BRIEF
In the entries, find all lines that hold the word "grin" and copy them.
>> BEGIN THE DATA
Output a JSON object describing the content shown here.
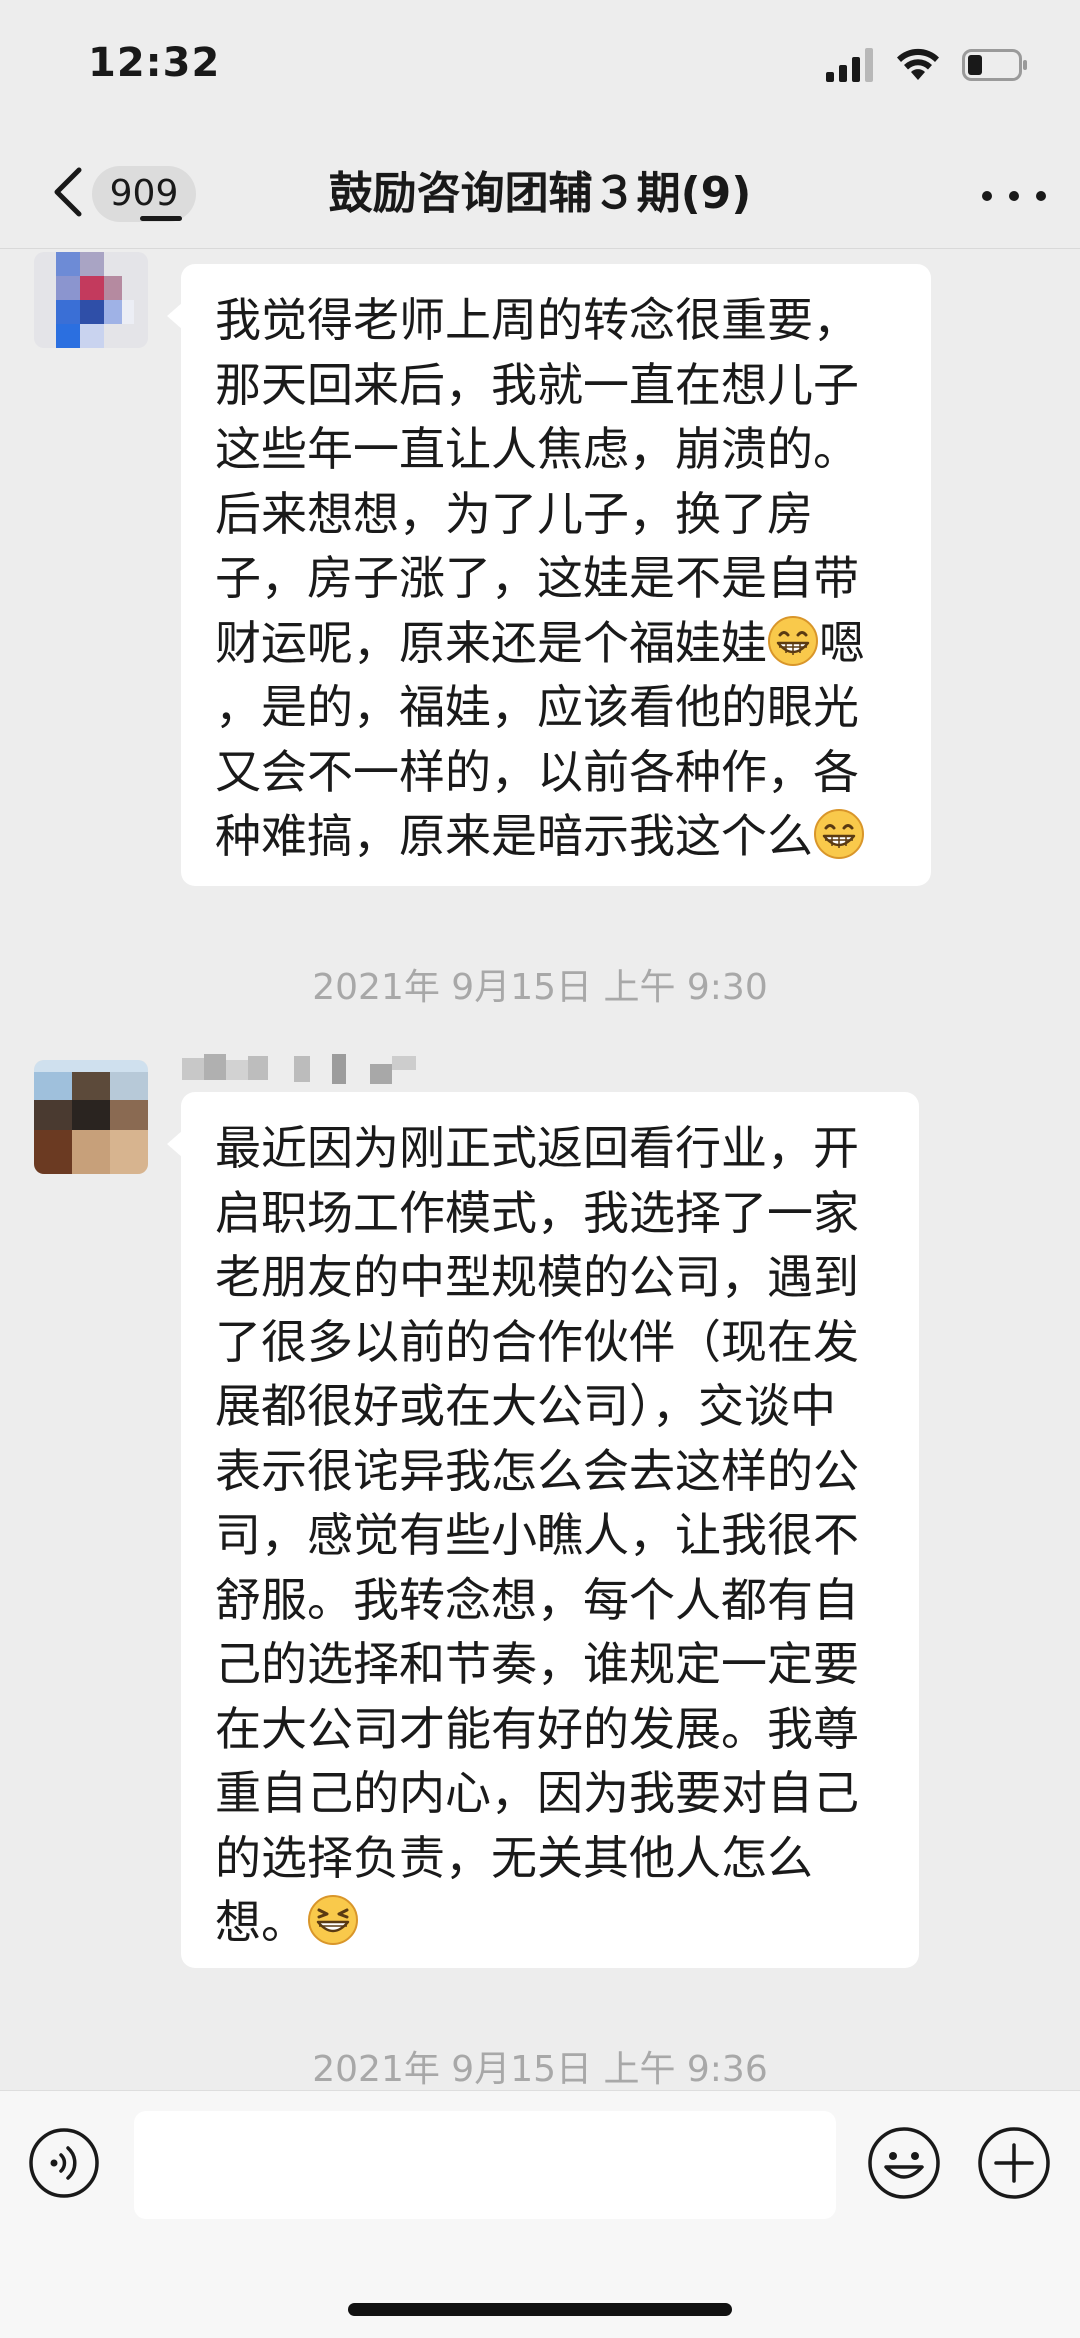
{
  "status_bar": {
    "time": "12:32"
  },
  "nav": {
    "unread_count": "909",
    "title": "鼓励咨询团辅３期(9)"
  },
  "messages": [
    {
      "type": "text",
      "lines": [
        "我觉得老师上周的转念很重要，",
        "那天回来后，我就一直在想儿子",
        "这些年一直让人焦虑，崩溃的。",
        "后来想想，为了儿子，换了房",
        "子，房子涨了，这娃是不是自带",
        "财运呢，原来还是个福娃娃",
        "，是的，福娃，应该看他的眼光",
        "又会不一样的，以前各种作，各",
        "种难搞，原来是暗示我这个么"
      ],
      "line6_tail": "嗯"
    },
    {
      "type": "text",
      "lines": [
        "最近因为刚正式返回看行业，开",
        "启职场工作模式，我选择了一家",
        "老朋友的中型规模的公司，遇到",
        "了很多以前的合作伙伴（现在发",
        "展都很好或在大公司），交谈中",
        "表示很诧异我怎么会去这样的公",
        "司，感觉有些小瞧人，让我很不",
        "舒服。我转念想，每个人都有自",
        "己的选择和节奏，谁规定一定要",
        "在大公司才能有好的发展。我尊",
        "重自己的内心，因为我要对自己",
        "的选择负责，无关其他人怎么",
        "想。"
      ]
    }
  ],
  "timestamps": [
    "2021年 9月15日 上午 9:30",
    "2021年 9月15日 上午 9:36"
  ],
  "icons": {
    "back": "chevron-left-icon",
    "more": "more-dots-icon",
    "voice": "voice-icon",
    "emoji": "emoji-icon",
    "plus": "plus-icon",
    "grin_emoji": "grin-emoji-icon",
    "smirk_emoji": "grin-squint-emoji-icon"
  },
  "colors": {
    "background": "#ededed",
    "bubble": "#ffffff",
    "timestamp": "#a8a8a8"
  }
}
>> END THE DATA
EXERCISE RESULT
    "grin_emoji": "grin-emoji-icon",
    "smirk_emoji": "grin-squint-emoji-icon"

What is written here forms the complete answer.